> [Requirement]: Repeat the entries that follow verbatim, without any of their pictures.

> [Extracted data entries]:
— start —

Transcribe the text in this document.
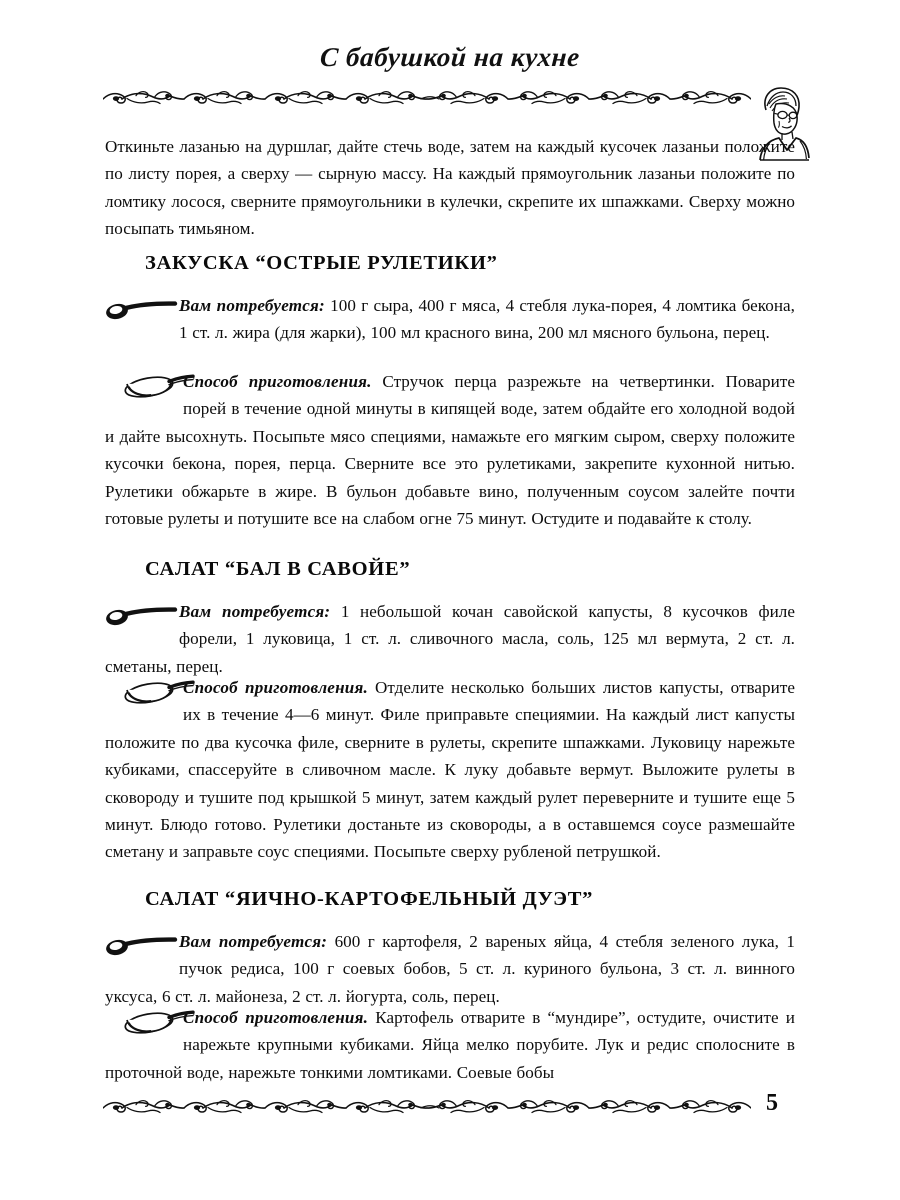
С бабушкой на кухне

Откиньте лазанью на дуршлаг, дайте стечь воде, затем на каждый кусочек лазаньи положите по листу порея, а сверху — сырную массу. На каждый прямоугольник лазаньи положите по ломтику лосося, сверните прямоугольники в кулечки, скрепите их шпажками. Сверху можно посыпать тимьяном.

ЗАКУСКА “ОСТРЫЕ РУЛЕТИКИ”

Вам потребуется: 100 г сыра, 400 г мяса, 4 стебля лука-порея, 4 ломтика бекона, 1 ст. л. жира (для жарки), 100 мл красного вина, 200 мл мясного бульона, перец.

Способ приготовления. Стручок перца разрежьте на четвертинки. Поварите порей в течение одной минуты в кипящей воде, затем обдайте его холодной водой и дайте высохнуть. Посыпьте мясо специями, намажьте его мягким сыром, сверху положите кусочки бекона, порея, перца. Сверните все это рулетиками, закрепите кухонной нитью. Рулетики обжарьте в жире. В бульон добавьте вино, полученным соусом залейте почти готовые рулеты и потушите все на слабом огне 75 минут. Остудите и подавайте к столу.

САЛАТ “БАЛ В САВОЙЕ”

Вам потребуется: 1 небольшой кочан савойской капусты, 8 кусочков филе форели, 1 луковица, 1 ст. л. сливочного масла, соль, 125 мл вермута, 2 ст. л. сметаны, перец.

Способ приготовления. Отделите несколько больших листов капусты, отварите их в течение 4—6 минут. Филе приправьте специямии. На каждый лист капусты положите по два кусочка филе, сверните в рулеты, скрепите шпажками. Луковицу нарежьте кубиками, спассеруйте в сливочном масле. К луку добавьте вермут. Выложите рулеты в сковороду и тушите под крышкой 5 минут, затем каждый рулет переверните и тушите еще 5 минут. Блюдо готово. Рулетики достаньте из сковороды, а в оставшемся соусе размешайте сметану и заправьте соус специями. Посыпьте сверху рубленой петрушкой.

САЛАТ “ЯИЧНО-КАРТОФЕЛЬНЫЙ ДУЭТ”

Вам потребуется: 600 г картофеля, 2 вареных яйца, 4 стебля зеленого лука, 1 пучок редиса, 100 г соевых бобов, 5 ст. л. куриного бульона, 3 ст. л. винного уксуса, 6 ст. л. майонеза, 2 ст. л. йогурта, соль, перец.

Способ приготовления. Картофель отварите в “мундире”, остудите, очистите и нарежьте крупными кубиками. Яйца мелко порубите. Лук и редис сполосните в проточной воде, нарежьте тонкими ломтиками. Соевые бобы

5
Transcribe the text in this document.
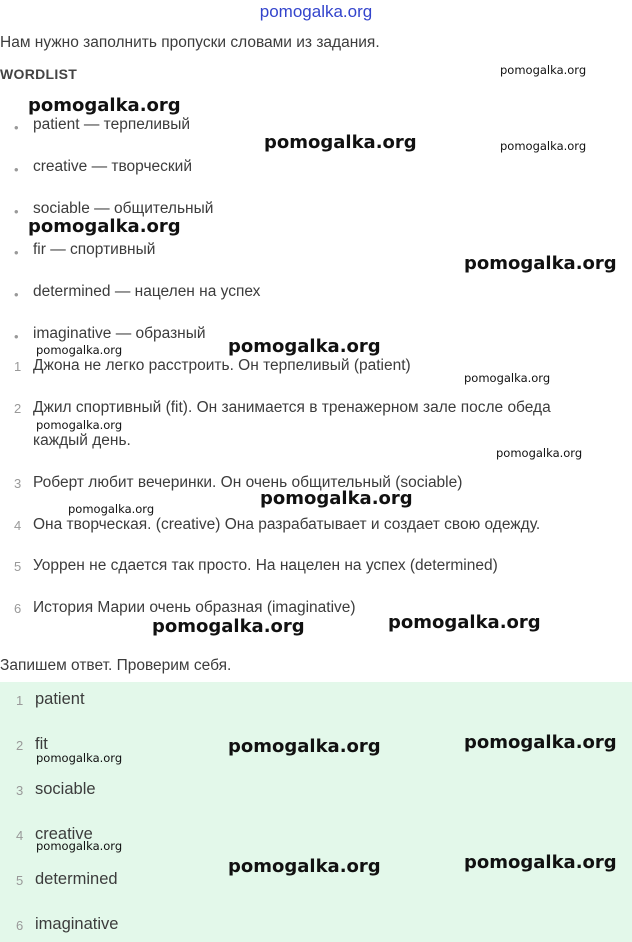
pomogalka.org
Нам нужно заполнить пропуски словами из задания.
WORDLIST
• patient — терпеливый
• creative — творческий
• sociable — общительный
• fir — спортивный
• determined — нацелен на успех
• imaginative — образный
1 Джона не легко расстроить. Он терпеливый (patient)
2 Джил спортивный (fit). Он занимается в тренажерном зале после обеда
каждый день.
3 Роберт любит вечеринки. Он очень общительный (sociable)
4 Она творческая. (creative) Она разрабатывает и создает свою одежду.
5 Уоррен не сдается так просто. На нацелен на успех (determined)
6 История Марии очень образная (imaginative)
Запишем ответ. Проверим себя.
1 patient
2 fit
3 sociable
4 creative
5 determined
6 imaginative
pomogalka.org
pomogalka.org
pomogalka.org	pomogalka.org
pomogalka.org
pomogalka.org
pomogalka.org
pomogalka.org
pomogalka.org
pomogalka.org
pomogalka.org
pomogalka.org
pomogalka.org
pomogalka.org
pomogalka.org
pomogalka.org
pomogalka.org
pomogalka.org
pomogalka.org
pomogalka.org
pomogalka.org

— end —

> [Task result]:
Transcribe the text in this document.
С бабушкой на кухне

Откиньте лазанью на дуршлаг, дайте стечь воде, затем на каждый кусочек лазаньи положите по листу порея, а сверху — сырную массу. На каждый прямоугольник лазаньи положите по ломтику лосося, сверните прямоугольники в кулечки, скрепите их шпажками. Сверху можно посыпать тимьяном.

ЗАКУСКА “ОСТРЫЕ РУЛЕТИКИ”

Вам потребуется: 100 г сыра, 400 г мяса, 4 стебля лука-порея, 4 ломтика бекона, 1 ст. л. жира (для жарки), 100 мл красного вина, 200 мл мясного бульона, перец.

Способ приготовления. Стручок перца разрежьте на четвертинки. Поварите порей в течение одной минуты в кипящей воде, затем обдайте его холодной водой и дайте высохнуть. Посыпьте мясо специями, намажьте его мягким сыром, сверху положите кусочки бекона, порея, перца. Сверните все это рулетиками, закрепите кухонной нитью. Рулетики обжарьте в жире. В бульон добавьте вино, полученным соусом залейте почти готовые рулеты и потушите все на слабом огне 75 минут. Остудите и подавайте к столу.

САЛАТ “БАЛ В САВОЙЕ”

Вам потребуется: 1 небольшой кочан савойской капусты, 8 кусочков филе форели, 1 луковица, 1 ст. л. сливочного масла, соль, 125 мл вермута, 2 ст. л. сметаны, перец.

Способ приготовления. Отделите несколько больших листов капусты, отварите их в течение 4—6 минут. Филе приправьте специямии. На каждый лист капусты положите по два кусочка филе, сверните в рулеты, скрепите шпажками. Луковицу нарежьте кубиками, спассеруйте в сливочном масле. К луку добавьте вермут. Выложите рулеты в сковороду и тушите под крышкой 5 минут, затем каждый рулет переверните и тушите еще 5 минут. Блюдо готово. Рулетики достаньте из сковороды, а в оставшемся соусе размешайте сметану и заправьте соус специями. Посыпьте сверху рубленой петрушкой.

САЛАТ “ЯИЧНО-КАРТОФЕЛЬНЫЙ ДУЭТ”

Вам потребуется: 600 г картофеля, 2 вареных яйца, 4 стебля зеленого лука, 1 пучок редиса, 100 г соевых бобов, 5 ст. л. куриного бульона, 3 ст. л. винного уксуса, 6 ст. л. майонеза, 2 ст. л. йогурта, соль, перец.

Способ приготовления. Картофель отварите в “мундире”, остудите, очистите и нарежьте крупными кубиками. Яйца мелко порубите. Лук и редис сполосните в проточной воде, нарежьте тонкими ломтиками. Соевые бобы

5
Transcribe the text in this document.
pomogalka.org
Нам нужно заполнить пропуски словами из задания.
WORDLIST
• patient — терпеливый
• creative — творческий
• sociable — общительный
• fir — спортивный
• determined — нацелен на успех
• imaginative — образный
1 Джона не легко расстроить. Он терпеливый (patient)
2 Джил спортивный (fit). Он занимается в тренажерном зале после обеда
каждый день.
3 Роберт любит вечеринки. Он очень общительный (sociable)
4 Она творческая. (creative) Она разрабатывает и создает свою одежду.
5 Уоррен не сдается так просто. На нацелен на успех (determined)
6 История Марии очень образная (imaginative)
Запишем ответ. Проверим себя.
1 patient
2 fit
3 sociable
4 creative
5 determined
6 imaginative
pomogalka.org
pomogalka.org
pomogalka.org	pomogalka.org
pomogalka.org
pomogalka.org
pomogalka.org
pomogalka.org
pomogalka.org
pomogalka.org
pomogalka.org
pomogalka.org
pomogalka.org
pomogalka.org
pomogalka.org
pomogalka.org
pomogalka.org
pomogalka.org
pomogalka.org
pomogalka.org
pomogalka.org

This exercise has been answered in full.